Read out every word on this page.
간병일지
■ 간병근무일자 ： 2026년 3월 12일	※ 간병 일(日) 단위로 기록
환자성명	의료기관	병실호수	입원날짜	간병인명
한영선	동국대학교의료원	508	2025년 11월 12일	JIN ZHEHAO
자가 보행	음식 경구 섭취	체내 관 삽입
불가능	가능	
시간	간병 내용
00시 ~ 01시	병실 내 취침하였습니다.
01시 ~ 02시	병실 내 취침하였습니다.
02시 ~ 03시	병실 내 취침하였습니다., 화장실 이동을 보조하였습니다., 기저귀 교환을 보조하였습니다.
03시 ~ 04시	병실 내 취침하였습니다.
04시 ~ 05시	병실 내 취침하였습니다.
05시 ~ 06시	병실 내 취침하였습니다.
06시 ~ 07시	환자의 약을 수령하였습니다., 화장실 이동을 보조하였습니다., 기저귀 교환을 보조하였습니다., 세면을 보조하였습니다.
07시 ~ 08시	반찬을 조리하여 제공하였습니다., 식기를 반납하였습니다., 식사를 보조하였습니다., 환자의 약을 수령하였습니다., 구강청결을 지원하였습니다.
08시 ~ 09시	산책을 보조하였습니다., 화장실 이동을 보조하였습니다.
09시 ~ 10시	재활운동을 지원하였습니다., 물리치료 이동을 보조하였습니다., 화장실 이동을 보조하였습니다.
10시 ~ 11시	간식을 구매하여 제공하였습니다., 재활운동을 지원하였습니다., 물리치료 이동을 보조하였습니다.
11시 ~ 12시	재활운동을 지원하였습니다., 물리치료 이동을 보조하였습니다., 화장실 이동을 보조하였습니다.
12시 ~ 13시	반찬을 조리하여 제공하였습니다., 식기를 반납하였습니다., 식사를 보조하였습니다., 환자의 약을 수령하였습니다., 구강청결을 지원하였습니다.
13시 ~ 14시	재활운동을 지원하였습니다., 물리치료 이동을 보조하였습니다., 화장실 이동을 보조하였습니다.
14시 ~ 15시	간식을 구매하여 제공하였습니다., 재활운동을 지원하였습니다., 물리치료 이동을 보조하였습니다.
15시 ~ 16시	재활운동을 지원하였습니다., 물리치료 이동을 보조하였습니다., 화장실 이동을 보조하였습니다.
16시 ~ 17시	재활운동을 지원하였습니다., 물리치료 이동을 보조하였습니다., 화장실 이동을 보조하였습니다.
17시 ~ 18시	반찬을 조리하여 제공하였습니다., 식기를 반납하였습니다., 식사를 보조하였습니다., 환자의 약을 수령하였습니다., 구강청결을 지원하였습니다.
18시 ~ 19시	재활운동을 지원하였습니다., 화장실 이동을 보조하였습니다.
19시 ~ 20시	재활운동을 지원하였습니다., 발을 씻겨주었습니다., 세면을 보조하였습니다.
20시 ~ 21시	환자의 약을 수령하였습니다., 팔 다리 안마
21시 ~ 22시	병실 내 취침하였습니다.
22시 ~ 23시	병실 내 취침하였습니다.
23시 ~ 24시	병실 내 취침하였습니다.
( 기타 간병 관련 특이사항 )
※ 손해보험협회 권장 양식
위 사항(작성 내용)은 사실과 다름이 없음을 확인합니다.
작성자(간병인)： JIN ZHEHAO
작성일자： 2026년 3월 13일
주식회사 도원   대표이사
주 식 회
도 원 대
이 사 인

--

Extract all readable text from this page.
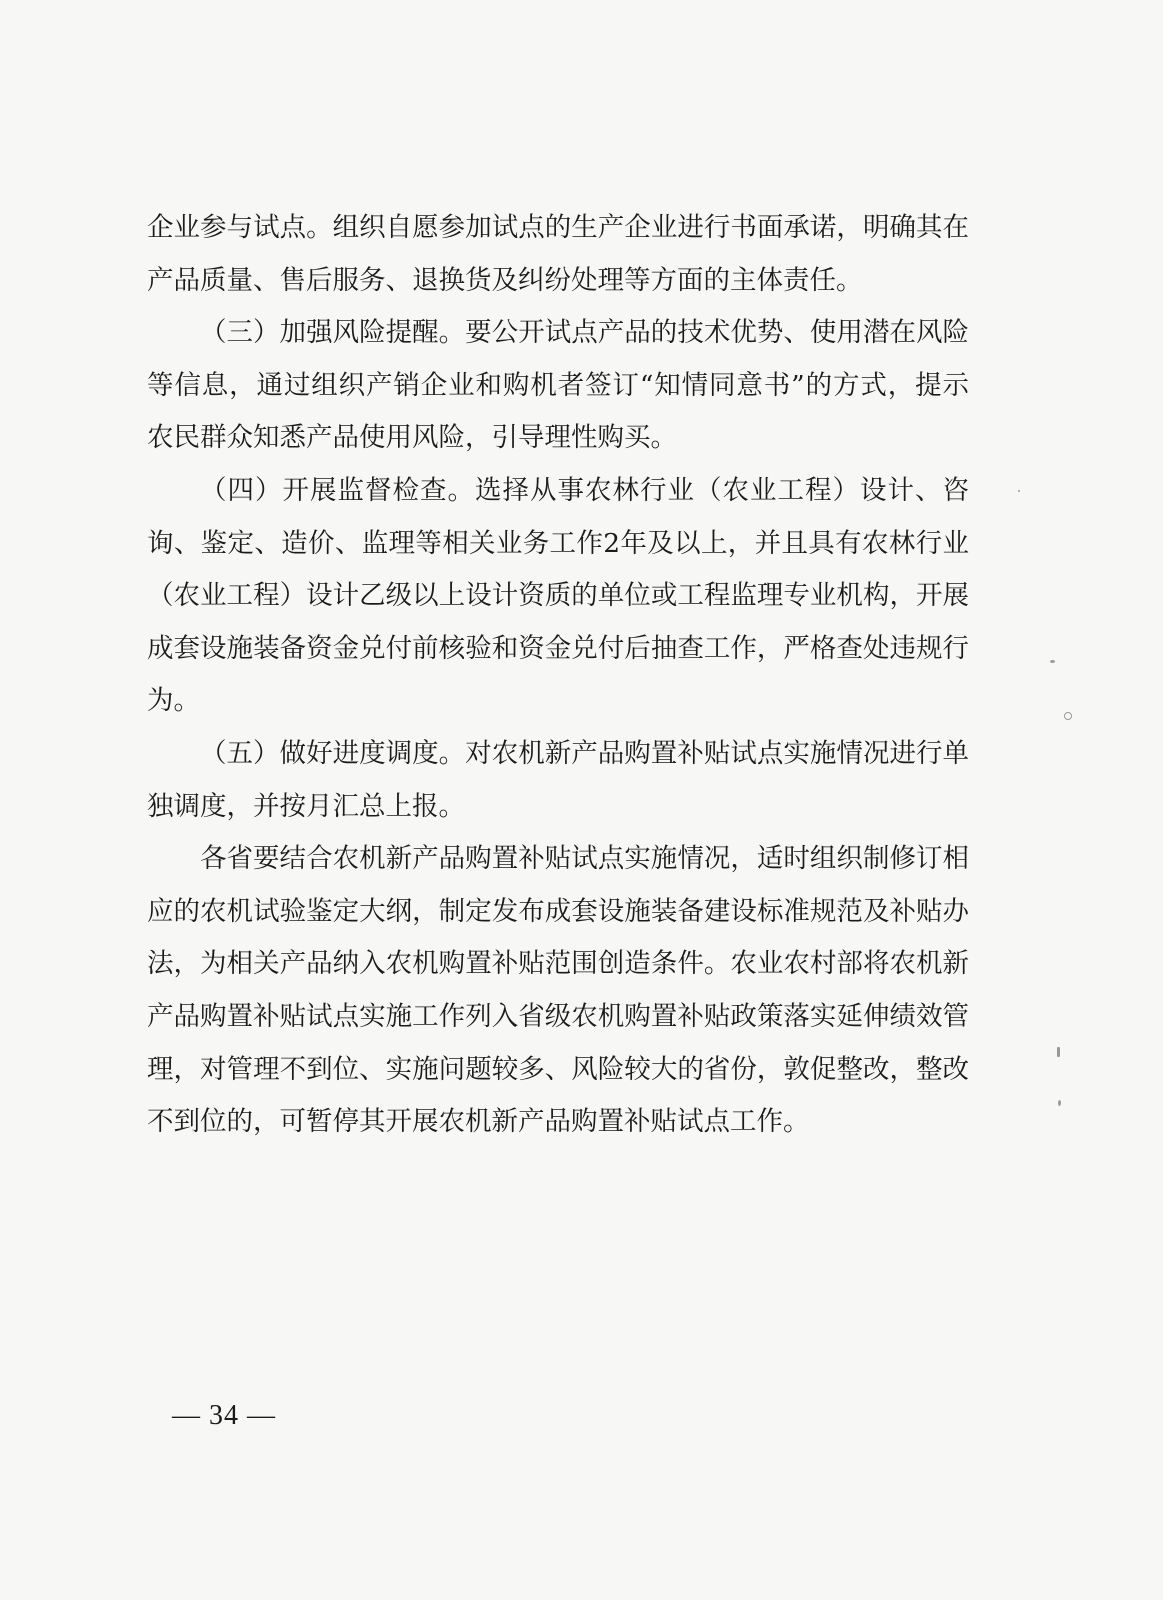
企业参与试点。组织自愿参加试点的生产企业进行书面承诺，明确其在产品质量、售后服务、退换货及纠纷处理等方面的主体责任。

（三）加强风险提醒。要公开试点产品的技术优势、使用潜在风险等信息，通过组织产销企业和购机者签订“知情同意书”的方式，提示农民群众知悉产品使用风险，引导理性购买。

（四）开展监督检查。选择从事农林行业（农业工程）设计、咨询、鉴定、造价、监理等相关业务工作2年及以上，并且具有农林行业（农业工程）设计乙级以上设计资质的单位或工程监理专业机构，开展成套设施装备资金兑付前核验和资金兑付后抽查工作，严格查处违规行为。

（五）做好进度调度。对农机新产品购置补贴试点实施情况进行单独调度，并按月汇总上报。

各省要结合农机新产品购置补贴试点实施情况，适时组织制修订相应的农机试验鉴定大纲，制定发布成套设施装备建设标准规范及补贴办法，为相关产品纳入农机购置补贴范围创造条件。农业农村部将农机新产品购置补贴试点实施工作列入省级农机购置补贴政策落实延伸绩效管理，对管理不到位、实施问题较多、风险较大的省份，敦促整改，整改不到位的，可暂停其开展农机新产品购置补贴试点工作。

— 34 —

...

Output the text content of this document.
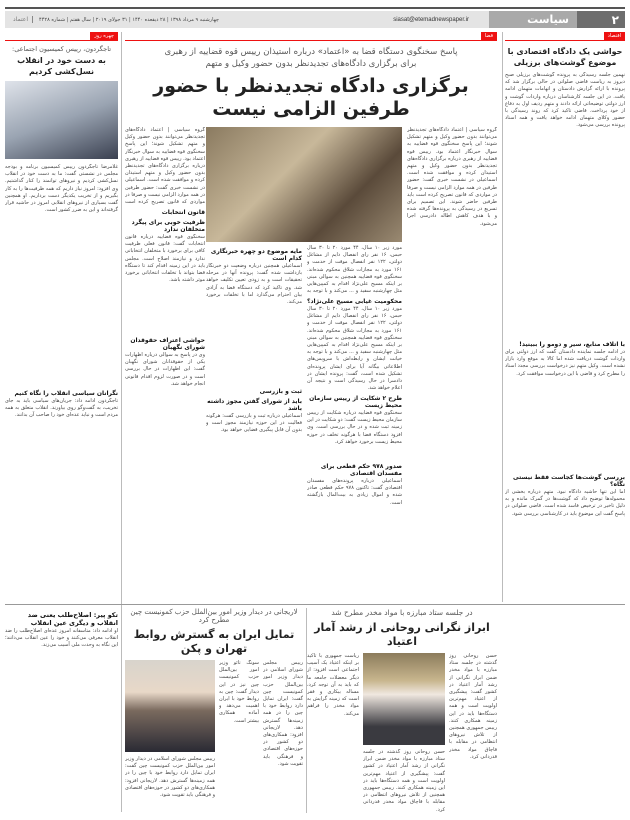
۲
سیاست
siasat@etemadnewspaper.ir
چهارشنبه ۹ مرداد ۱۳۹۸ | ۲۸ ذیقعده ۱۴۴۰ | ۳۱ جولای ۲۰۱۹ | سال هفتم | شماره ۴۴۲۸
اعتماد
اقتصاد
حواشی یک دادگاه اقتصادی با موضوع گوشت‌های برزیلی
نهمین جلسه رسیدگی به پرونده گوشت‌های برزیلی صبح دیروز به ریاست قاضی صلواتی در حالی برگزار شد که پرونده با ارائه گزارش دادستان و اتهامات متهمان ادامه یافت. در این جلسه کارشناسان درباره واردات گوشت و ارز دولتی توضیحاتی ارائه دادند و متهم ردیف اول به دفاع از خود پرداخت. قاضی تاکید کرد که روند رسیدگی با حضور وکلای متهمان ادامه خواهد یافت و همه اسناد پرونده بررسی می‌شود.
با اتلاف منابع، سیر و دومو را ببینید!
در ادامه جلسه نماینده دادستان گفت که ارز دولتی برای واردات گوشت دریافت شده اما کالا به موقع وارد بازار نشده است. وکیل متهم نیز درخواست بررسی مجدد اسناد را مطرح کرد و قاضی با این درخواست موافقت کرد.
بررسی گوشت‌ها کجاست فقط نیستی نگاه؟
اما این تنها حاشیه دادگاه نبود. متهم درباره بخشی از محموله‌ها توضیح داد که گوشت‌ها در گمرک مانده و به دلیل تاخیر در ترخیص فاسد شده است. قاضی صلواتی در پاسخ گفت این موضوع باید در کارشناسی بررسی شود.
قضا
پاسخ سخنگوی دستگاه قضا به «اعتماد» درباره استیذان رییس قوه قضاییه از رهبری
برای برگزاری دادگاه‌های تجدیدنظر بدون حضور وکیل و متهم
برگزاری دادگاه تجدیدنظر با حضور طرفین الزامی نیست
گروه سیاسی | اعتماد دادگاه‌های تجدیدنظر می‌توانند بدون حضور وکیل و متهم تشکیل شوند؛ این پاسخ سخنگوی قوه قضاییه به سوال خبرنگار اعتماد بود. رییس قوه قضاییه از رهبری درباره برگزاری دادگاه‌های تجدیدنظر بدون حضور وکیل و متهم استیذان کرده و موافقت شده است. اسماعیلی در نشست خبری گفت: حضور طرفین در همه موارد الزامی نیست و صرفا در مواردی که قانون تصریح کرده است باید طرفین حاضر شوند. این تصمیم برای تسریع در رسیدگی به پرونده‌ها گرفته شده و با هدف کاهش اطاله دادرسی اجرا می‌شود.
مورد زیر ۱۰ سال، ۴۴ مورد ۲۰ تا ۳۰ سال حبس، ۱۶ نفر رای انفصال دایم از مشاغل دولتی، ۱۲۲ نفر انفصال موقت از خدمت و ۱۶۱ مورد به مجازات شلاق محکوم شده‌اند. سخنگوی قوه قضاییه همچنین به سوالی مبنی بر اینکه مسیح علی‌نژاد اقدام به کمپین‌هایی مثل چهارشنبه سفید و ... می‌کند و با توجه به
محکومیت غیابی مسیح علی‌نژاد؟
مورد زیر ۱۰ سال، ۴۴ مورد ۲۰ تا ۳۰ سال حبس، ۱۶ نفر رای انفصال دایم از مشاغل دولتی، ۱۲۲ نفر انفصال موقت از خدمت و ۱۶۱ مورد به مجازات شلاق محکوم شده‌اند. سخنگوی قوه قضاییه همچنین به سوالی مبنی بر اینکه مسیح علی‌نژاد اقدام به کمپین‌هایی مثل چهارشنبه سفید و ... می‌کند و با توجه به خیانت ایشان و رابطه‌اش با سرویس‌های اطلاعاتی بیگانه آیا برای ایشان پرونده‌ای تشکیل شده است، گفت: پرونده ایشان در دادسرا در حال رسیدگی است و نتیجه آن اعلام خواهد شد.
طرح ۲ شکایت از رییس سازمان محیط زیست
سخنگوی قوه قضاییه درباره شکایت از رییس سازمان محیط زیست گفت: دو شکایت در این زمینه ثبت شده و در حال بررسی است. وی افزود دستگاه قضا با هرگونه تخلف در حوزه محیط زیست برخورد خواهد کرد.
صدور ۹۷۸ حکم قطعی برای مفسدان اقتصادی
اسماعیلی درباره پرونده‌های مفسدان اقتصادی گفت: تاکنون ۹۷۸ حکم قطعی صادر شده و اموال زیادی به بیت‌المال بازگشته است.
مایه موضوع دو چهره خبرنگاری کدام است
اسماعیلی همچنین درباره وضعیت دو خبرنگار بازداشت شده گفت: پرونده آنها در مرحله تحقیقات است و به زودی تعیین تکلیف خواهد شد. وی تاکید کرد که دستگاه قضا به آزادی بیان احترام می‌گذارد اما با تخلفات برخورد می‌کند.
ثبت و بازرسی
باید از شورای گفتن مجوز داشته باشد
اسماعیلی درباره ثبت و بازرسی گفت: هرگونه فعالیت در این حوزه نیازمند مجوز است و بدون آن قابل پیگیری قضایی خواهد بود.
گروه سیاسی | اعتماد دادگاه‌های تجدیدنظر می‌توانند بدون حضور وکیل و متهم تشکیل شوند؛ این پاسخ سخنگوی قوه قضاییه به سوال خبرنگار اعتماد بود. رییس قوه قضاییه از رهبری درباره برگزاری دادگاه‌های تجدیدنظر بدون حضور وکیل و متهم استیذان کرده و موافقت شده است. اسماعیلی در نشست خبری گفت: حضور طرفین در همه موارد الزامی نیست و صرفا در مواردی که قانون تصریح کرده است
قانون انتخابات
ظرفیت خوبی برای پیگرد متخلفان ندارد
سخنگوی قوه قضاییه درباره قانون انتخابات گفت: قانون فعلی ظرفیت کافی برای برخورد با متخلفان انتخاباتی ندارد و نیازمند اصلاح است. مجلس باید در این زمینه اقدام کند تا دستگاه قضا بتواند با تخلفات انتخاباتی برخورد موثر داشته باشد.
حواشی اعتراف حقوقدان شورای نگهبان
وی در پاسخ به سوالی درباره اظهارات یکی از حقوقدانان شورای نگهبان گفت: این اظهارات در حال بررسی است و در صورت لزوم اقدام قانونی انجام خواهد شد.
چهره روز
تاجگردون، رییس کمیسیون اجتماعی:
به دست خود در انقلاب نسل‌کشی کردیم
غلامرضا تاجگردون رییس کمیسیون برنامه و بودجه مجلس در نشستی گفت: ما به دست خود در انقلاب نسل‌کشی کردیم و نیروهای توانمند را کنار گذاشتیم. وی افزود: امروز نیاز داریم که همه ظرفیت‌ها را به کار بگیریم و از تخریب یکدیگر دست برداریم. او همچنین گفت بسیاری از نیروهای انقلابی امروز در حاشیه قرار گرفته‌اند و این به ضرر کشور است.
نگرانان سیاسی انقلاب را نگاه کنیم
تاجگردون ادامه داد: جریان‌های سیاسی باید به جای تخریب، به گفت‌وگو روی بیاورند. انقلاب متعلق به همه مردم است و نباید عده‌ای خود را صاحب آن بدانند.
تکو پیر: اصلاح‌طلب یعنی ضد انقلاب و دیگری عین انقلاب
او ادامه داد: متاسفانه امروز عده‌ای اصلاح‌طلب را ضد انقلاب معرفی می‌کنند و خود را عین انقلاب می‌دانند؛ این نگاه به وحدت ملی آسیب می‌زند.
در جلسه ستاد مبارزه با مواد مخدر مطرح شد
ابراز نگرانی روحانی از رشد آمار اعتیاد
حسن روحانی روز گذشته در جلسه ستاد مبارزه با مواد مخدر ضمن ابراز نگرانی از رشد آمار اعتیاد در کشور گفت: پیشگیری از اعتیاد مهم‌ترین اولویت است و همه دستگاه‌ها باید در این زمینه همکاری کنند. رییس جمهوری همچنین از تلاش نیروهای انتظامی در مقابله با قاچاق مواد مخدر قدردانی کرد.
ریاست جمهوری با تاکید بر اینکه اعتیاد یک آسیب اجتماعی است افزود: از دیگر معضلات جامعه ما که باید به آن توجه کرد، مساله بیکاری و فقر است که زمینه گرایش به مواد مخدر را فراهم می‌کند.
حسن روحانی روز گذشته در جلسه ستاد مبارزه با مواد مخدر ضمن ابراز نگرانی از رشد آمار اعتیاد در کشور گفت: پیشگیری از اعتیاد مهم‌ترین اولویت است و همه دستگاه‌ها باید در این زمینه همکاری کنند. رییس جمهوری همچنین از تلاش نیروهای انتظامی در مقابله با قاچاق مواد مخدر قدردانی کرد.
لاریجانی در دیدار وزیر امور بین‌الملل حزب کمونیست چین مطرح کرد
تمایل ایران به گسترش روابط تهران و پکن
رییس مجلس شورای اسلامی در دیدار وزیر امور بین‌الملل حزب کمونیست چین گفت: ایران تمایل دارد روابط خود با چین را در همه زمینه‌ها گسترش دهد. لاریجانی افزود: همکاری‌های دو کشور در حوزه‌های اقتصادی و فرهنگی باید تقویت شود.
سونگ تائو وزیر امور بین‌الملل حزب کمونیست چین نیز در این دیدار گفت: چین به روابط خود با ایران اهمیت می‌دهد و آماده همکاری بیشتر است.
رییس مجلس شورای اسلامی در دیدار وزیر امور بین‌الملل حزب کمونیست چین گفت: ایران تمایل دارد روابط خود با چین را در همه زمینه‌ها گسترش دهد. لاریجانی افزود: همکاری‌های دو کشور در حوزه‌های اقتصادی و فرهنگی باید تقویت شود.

Problem details:
Check each line of the records for "text" and copy the ones that contain it.

Reply to the task:
Extract all readable text from this page.
Output the text content of this document.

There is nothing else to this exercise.